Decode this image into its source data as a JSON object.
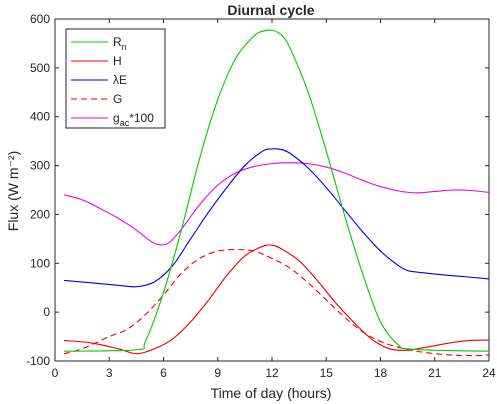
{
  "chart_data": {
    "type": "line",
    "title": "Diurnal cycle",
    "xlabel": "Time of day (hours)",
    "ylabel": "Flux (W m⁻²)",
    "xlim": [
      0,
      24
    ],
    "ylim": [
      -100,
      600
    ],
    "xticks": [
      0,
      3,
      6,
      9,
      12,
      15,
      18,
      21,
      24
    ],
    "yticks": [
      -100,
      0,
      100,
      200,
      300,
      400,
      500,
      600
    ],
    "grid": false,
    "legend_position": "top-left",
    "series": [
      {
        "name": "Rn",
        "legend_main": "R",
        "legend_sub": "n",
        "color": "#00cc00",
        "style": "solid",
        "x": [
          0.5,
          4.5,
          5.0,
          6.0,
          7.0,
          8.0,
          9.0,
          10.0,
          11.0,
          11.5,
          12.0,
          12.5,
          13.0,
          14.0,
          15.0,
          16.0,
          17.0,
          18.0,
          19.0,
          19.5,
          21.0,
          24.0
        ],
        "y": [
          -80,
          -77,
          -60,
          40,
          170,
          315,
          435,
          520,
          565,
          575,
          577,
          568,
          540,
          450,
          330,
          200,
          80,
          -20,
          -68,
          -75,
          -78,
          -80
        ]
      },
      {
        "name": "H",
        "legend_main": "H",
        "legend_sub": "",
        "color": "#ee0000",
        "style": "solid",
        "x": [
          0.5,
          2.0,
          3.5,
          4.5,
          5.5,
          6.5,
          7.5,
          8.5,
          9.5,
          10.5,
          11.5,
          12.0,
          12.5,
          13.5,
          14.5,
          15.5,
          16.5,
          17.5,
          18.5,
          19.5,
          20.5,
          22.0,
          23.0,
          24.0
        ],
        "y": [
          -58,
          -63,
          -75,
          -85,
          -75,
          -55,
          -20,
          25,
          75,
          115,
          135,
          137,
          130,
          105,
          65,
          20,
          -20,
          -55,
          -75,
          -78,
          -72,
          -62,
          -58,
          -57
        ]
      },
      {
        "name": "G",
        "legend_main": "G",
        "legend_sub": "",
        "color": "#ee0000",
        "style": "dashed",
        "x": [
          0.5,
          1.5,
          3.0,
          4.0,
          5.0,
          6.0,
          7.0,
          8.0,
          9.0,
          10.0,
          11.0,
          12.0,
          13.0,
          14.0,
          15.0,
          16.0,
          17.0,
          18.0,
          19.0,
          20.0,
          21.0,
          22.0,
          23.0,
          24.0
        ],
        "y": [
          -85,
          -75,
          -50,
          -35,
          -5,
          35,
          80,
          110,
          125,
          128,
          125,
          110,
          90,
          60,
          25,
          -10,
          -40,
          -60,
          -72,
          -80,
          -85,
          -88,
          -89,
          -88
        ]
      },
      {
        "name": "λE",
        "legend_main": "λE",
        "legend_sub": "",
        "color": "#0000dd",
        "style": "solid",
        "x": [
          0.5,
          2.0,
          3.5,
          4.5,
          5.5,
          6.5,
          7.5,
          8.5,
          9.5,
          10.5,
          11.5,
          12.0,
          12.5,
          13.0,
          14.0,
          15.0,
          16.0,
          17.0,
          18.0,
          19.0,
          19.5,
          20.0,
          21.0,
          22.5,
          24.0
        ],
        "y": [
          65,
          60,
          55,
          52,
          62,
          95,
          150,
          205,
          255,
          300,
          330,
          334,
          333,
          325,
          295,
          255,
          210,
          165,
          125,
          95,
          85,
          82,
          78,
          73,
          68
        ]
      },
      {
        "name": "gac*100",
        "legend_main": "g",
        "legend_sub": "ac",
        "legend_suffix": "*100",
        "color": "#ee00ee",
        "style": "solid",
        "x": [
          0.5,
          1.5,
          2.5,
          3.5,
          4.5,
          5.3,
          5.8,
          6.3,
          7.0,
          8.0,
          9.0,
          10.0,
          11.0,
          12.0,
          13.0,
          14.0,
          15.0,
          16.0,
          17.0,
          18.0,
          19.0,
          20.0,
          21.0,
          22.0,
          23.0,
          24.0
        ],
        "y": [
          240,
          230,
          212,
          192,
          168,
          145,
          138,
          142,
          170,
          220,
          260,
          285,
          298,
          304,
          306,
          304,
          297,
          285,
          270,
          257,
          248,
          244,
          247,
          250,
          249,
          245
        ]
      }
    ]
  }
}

+ + + +

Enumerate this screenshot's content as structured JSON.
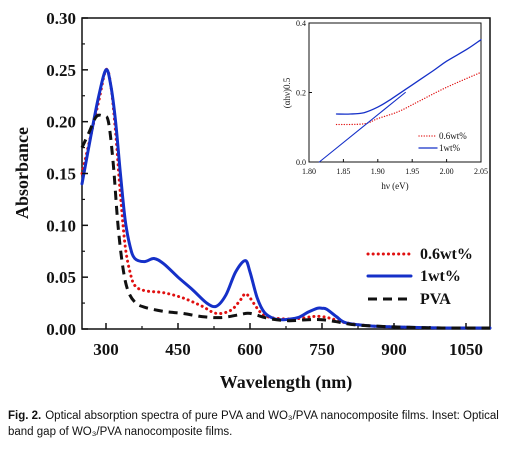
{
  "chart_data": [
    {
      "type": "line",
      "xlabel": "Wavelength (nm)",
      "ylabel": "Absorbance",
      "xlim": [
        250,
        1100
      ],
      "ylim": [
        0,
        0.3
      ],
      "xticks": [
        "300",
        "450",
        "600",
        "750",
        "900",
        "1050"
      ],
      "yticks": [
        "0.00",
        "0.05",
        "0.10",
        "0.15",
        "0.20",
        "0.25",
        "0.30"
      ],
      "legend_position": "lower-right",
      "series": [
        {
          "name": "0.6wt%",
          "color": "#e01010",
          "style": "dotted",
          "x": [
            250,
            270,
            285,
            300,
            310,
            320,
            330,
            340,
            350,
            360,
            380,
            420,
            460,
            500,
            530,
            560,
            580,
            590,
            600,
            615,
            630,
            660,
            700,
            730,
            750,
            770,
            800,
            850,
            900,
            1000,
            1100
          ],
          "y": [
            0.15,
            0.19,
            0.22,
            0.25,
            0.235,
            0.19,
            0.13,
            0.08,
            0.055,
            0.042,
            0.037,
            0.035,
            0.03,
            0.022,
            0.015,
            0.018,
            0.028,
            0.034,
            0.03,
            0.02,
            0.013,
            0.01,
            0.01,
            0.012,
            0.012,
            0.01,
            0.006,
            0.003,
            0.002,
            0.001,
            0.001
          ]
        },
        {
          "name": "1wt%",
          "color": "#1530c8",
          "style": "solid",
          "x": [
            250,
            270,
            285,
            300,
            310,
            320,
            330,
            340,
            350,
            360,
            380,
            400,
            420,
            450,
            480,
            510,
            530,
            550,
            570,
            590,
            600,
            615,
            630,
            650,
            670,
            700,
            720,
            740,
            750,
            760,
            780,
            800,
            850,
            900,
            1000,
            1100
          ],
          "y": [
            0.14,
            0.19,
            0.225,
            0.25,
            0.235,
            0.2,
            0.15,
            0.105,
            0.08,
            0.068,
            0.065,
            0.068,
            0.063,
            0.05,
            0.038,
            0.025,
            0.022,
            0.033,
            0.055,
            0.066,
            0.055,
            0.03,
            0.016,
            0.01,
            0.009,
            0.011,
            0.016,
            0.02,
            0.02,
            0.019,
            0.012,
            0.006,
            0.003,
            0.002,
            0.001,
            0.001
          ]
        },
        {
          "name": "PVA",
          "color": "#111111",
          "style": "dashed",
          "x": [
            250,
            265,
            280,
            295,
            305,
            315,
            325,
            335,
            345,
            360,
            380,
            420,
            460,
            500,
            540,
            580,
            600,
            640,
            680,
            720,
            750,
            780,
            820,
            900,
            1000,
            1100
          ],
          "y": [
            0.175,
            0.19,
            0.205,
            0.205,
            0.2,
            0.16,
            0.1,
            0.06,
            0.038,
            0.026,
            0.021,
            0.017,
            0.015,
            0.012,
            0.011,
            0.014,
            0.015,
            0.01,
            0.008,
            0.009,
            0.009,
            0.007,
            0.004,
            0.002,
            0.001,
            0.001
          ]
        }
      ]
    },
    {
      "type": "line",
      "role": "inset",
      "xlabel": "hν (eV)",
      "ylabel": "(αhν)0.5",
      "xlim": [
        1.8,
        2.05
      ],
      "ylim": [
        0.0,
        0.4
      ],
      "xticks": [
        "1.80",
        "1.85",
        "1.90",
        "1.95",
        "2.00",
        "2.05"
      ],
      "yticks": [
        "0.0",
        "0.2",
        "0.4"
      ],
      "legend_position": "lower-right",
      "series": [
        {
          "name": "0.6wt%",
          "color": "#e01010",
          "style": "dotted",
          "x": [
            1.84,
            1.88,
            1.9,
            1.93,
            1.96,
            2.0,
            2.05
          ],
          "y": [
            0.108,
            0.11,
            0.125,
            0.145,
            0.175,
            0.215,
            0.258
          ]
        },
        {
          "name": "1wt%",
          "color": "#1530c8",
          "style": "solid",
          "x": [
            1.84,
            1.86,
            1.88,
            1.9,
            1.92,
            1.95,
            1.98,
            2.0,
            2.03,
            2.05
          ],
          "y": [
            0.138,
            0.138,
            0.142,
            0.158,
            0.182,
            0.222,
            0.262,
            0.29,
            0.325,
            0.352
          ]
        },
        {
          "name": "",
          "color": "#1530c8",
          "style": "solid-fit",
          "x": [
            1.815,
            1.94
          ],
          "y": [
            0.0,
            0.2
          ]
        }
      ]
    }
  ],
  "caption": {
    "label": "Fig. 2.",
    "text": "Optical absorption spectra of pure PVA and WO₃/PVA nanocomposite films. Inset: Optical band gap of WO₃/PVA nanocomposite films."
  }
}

+ + + +

* **WORK TO COMPLETE**
The required output is the number of lines containing the word "xlabel", and nothing besides.

* **EXERCISE ANSWER**
3